#### Job:
In the passage about cutting back on caffeine, copy the span from "I’m sorry; that" up to and including "was watching? Me?)", swapping every "coffee" for "black tea".

#### Text block:
I’m sorry; that was a terrible pun. And I didn’t really quit drinking coffee, but I did break the addiction cycle. This whole time—two years in January—that I’ve been radically changing the way I eat and improving my health, I vacillated between justifying my caffeine consumption and recognizing that it was important to decrease it. I knew it was contributing to sleeping troubles, anxiety, gastrointestinal upset, dehydration, and urinary tract problems. So I cut back to one cup per day, which shortly went back up to two, and sometimes three. I limited myself to no coffee after noon, but I would “sneak” post-lunch cups. (Sneak? Who was watching? Me?)

(Data entries)
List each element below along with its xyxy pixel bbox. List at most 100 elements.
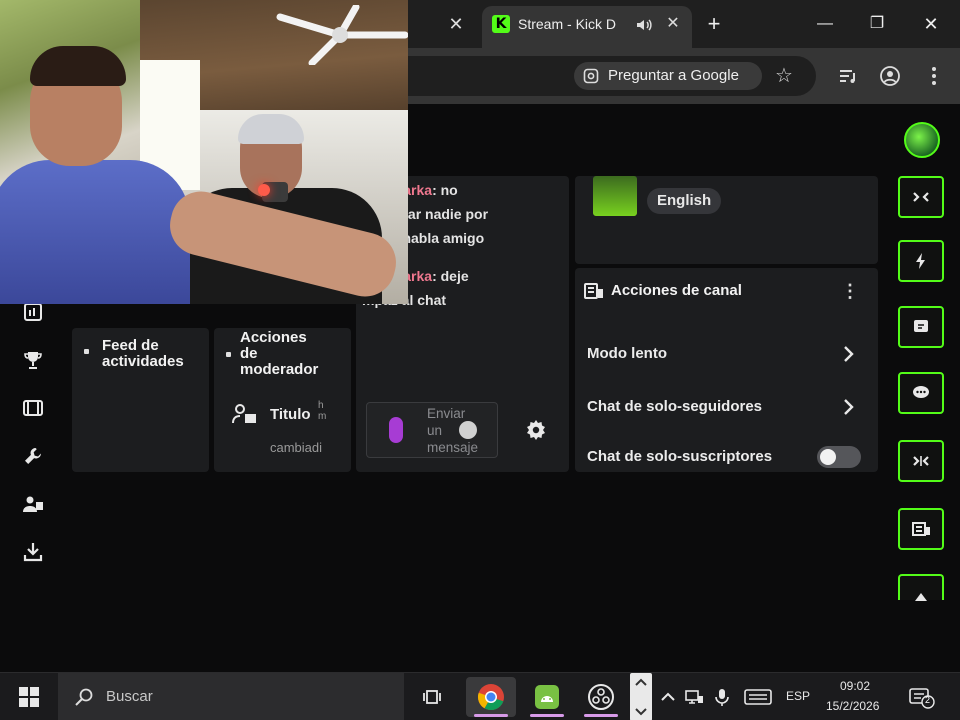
audio-playing-icon[interactable] xyxy=(634,15,654,35)
active-indicator xyxy=(584,714,618,717)
download-icon[interactable] xyxy=(21,540,45,564)
trophy-icon[interactable] xyxy=(21,348,45,372)
taskbar-scroll-control[interactable] xyxy=(630,673,652,720)
fullscreen-button[interactable] xyxy=(898,176,944,218)
moderator-actions-title: Acciones de moderador xyxy=(240,329,319,378)
profile-icon[interactable] xyxy=(878,64,902,88)
panel-drag-handle[interactable] xyxy=(226,352,231,357)
close-window-button[interactable]: ✕ xyxy=(916,10,946,38)
chrome-taskbar-button[interactable] xyxy=(466,677,516,717)
tab-title: Stream - Kick D xyxy=(518,16,617,32)
android-app-icon xyxy=(535,685,559,709)
minimize-button[interactable]: — xyxy=(810,10,840,38)
person-foreground-body xyxy=(0,160,190,304)
slow-mode-label: Modo lento xyxy=(587,345,667,362)
stream-manager-button[interactable] xyxy=(898,508,944,550)
address-bar[interactable]: Preguntar a Google ☆ xyxy=(408,56,816,96)
stream-info-panel: English xyxy=(575,176,878,264)
community-icon[interactable] xyxy=(21,492,45,516)
subscribers-only-toggle[interactable] xyxy=(817,446,861,468)
collapse-icon xyxy=(913,456,929,466)
moderator-actions-panel: Acciones de moderador Titulo h m cambiad… xyxy=(214,328,351,472)
mod-action-title: Titulo xyxy=(270,406,311,423)
chevron-up-down-icon xyxy=(635,678,647,716)
close-tab-icon[interactable]: ✕ xyxy=(662,13,684,35)
slow-mode-row[interactable]: Modo lento xyxy=(587,340,867,368)
notification-center[interactable]: 2 xyxy=(908,687,936,709)
browser-chrome: ✕ K Stream - Kick D ✕ + — ❐ ✕ Preguntar … xyxy=(408,0,960,104)
fullscreen-icon xyxy=(913,192,929,202)
chat-popout-button[interactable] xyxy=(898,306,944,348)
microphone-icon[interactable] xyxy=(389,417,403,443)
browser-menu-icon[interactable] xyxy=(922,64,946,88)
screen: ✕ K Stream - Kick D ✕ + — ❐ ✕ Preguntar … xyxy=(0,0,960,720)
restore-button[interactable]: ❐ xyxy=(862,10,892,38)
clock-date[interactable]: 15/2/2026 xyxy=(826,699,879,713)
chat-text: no xyxy=(440,182,458,198)
active-indicator xyxy=(474,714,508,717)
panel-drag-handle[interactable] xyxy=(84,349,89,354)
keyboard-icon[interactable] xyxy=(744,687,772,707)
active-indicator xyxy=(530,714,564,717)
subscribers-only-label: Chat de solo-suscriptores xyxy=(587,448,773,465)
new-tab-button[interactable]: + xyxy=(702,12,726,36)
channel-actions-icon xyxy=(584,283,603,299)
notification-icon xyxy=(909,688,935,709)
tool-icon xyxy=(915,593,927,601)
tab-kick-stream[interactable]: K Stream - Kick D ✕ xyxy=(482,6,692,48)
person-foreground-hair xyxy=(30,46,126,86)
quick-action-button[interactable] xyxy=(898,240,944,282)
category-thumbnail xyxy=(593,176,637,216)
tab-strip: ✕ K Stream - Kick D ✕ + — ❐ ✕ xyxy=(408,0,960,48)
left-nav-rail xyxy=(0,296,66,596)
notification-count: 2 xyxy=(925,695,931,705)
mod-action-subtitle: cambiadi xyxy=(270,440,323,455)
more-options-icon[interactable]: ⋮ xyxy=(841,280,859,302)
collapse-button[interactable] xyxy=(898,440,944,482)
media-control-icon[interactable] xyxy=(836,64,860,88)
chat-message-input[interactable]: Enviar un mensaje xyxy=(366,402,498,458)
clock-time[interactable]: 09:02 xyxy=(840,679,870,693)
activity-feed-title: Feed de actividades xyxy=(102,337,184,370)
network-icon[interactable] xyxy=(684,687,704,707)
bookmark-star-icon[interactable]: ☆ xyxy=(772,64,796,88)
search-icon xyxy=(75,688,93,706)
obs-icon xyxy=(588,684,614,710)
android-studio-taskbar-button[interactable] xyxy=(522,677,572,717)
lightning-icon xyxy=(916,253,925,269)
microphone-tray-icon[interactable] xyxy=(712,687,732,707)
windows-taskbar: Buscar ESP 09:02 15/2/2026 2 xyxy=(0,672,960,720)
followers-only-row[interactable]: Chat de solo-seguidores xyxy=(587,393,867,421)
video-library-icon[interactable] xyxy=(21,396,45,420)
ask-google-button[interactable]: Preguntar a Google xyxy=(574,62,762,90)
browser-toolbar: Preguntar a Google ☆ xyxy=(408,48,960,104)
stream-manager-icon xyxy=(912,522,930,536)
chevron-up-icon[interactable] xyxy=(658,687,678,707)
windows-start-icon[interactable] xyxy=(18,686,40,708)
user-avatar[interactable] xyxy=(904,122,940,158)
speech-bubble-icon xyxy=(913,386,929,398)
task-view-icon[interactable] xyxy=(422,687,442,707)
chat-settings-gear-icon[interactable] xyxy=(524,418,548,442)
chat-icon xyxy=(914,320,928,332)
subscribers-only-row: Chat de solo-suscriptores xyxy=(587,443,867,471)
more-tools-button[interactable] xyxy=(898,574,944,601)
dashboard-header xyxy=(408,104,960,176)
channel-actions-panel: Acciones de canal ⋮ Modo lento Chat de s… xyxy=(575,268,878,472)
toggle-knob xyxy=(820,449,836,465)
ceiling-fan xyxy=(276,5,408,65)
wrench-icon[interactable] xyxy=(21,444,45,468)
messages-button[interactable] xyxy=(898,372,944,414)
taskbar-search[interactable]: Buscar xyxy=(58,673,404,720)
obs-taskbar-button[interactable] xyxy=(576,677,626,717)
close-tab-icon[interactable]: ✕ xyxy=(444,12,468,36)
input-language[interactable]: ESP xyxy=(786,689,810,703)
search-label: Buscar xyxy=(106,688,153,705)
ask-google-label: Preguntar a Google xyxy=(608,67,739,84)
chevron-right-icon xyxy=(844,346,854,362)
person-background-hair xyxy=(238,114,304,144)
activity-feed-panel: Feed de actividades xyxy=(72,328,209,472)
webcam-overlay xyxy=(0,0,408,304)
emoji-icon[interactable] xyxy=(459,421,477,439)
chevron-right-icon xyxy=(844,399,854,415)
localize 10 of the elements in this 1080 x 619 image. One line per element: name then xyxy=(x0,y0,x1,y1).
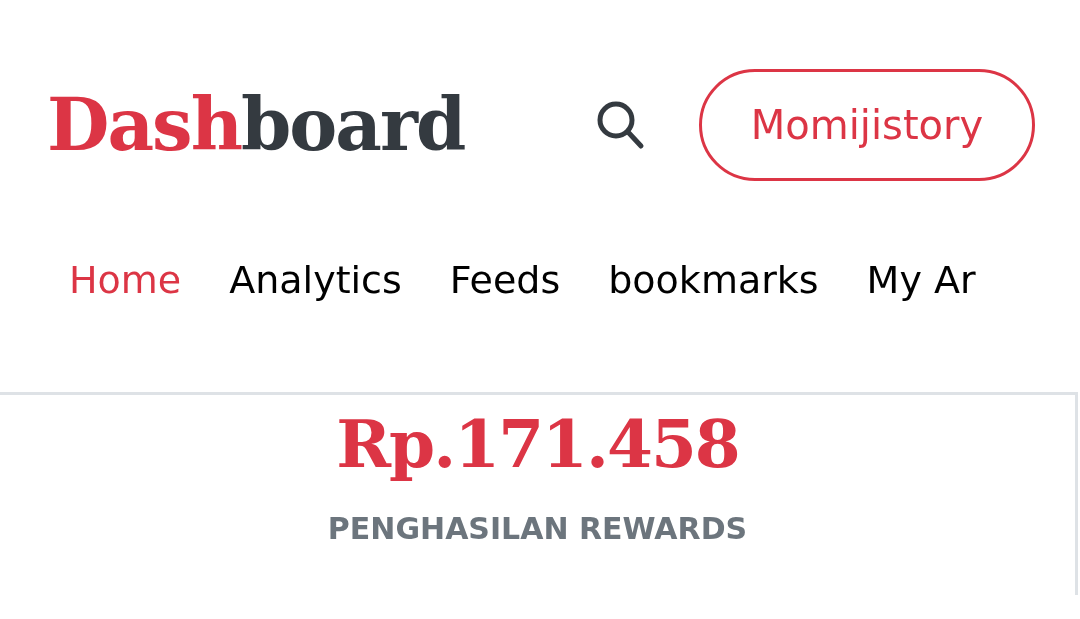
search-icon[interactable] xyxy=(595,99,645,151)
nav-tab[interactable]: Home xyxy=(69,248,182,312)
nav-tab[interactable]: bookmarks xyxy=(608,248,819,312)
nav-tab[interactable]: Feeds xyxy=(449,248,561,312)
nav-tab[interactable]: Analytics xyxy=(229,248,402,312)
dashboard-logo: Dashboard xyxy=(47,89,465,161)
account-button[interactable]: Momijistory xyxy=(699,69,1035,181)
rewards-label: PENGHASILAN REWARDS xyxy=(327,511,748,546)
nav-tab[interactable]: My Ar xyxy=(866,248,976,312)
rewards-amount: Rp.171.458 xyxy=(336,405,739,483)
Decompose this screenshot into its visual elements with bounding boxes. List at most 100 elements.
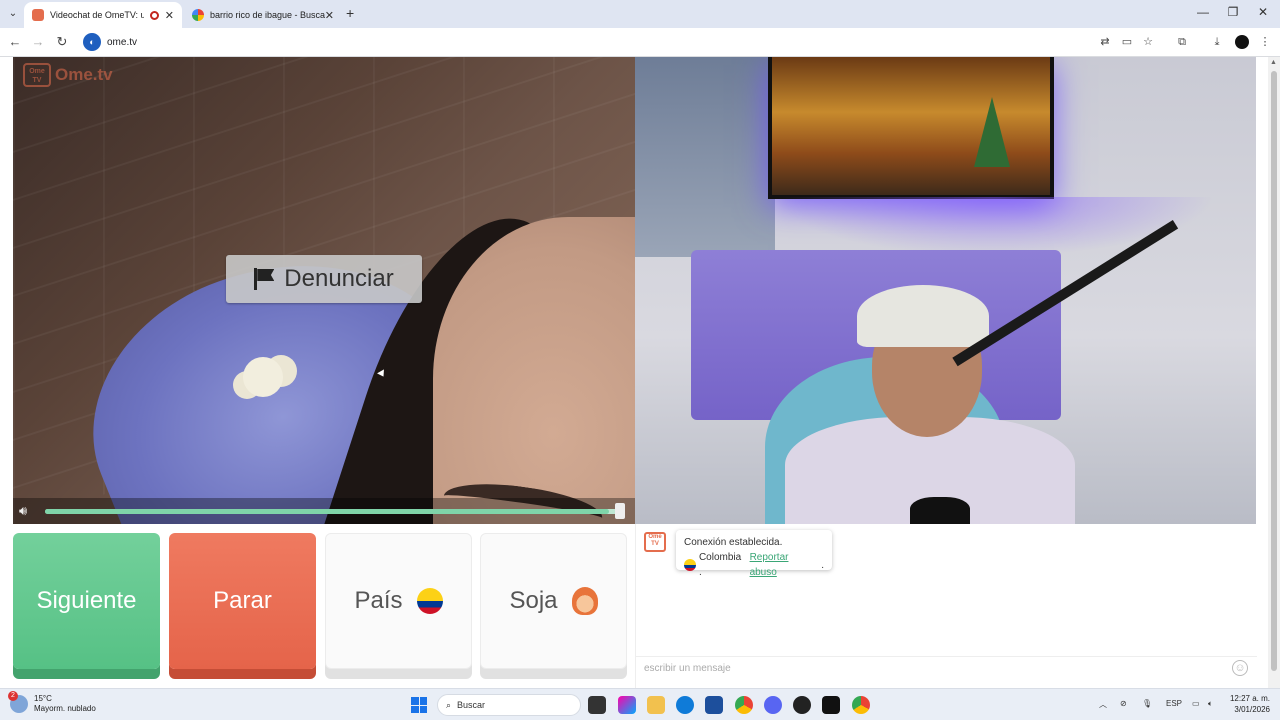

#### Response to this exercise:
I’m sorry; that was a terrible pun. And I didn’t really quit drinking black tea, but I did break the addiction cycle. This whole time—two years in January—that I’ve been radically changing the way I eat and improving my health, I vacillated between justifying my caffeine consumption and recognizing that it was important to decrease it. I knew it was contributing to sleeping troubles, anxiety, gastrointestinal upset, dehydration, and urinary tract problems. So I cut back to one cup per day, which shortly went back up to two, and sometimes three. I limited myself to no black tea after noon, but I would “sneak” post-lunch cups. (Sneak? Who was watching? Me?)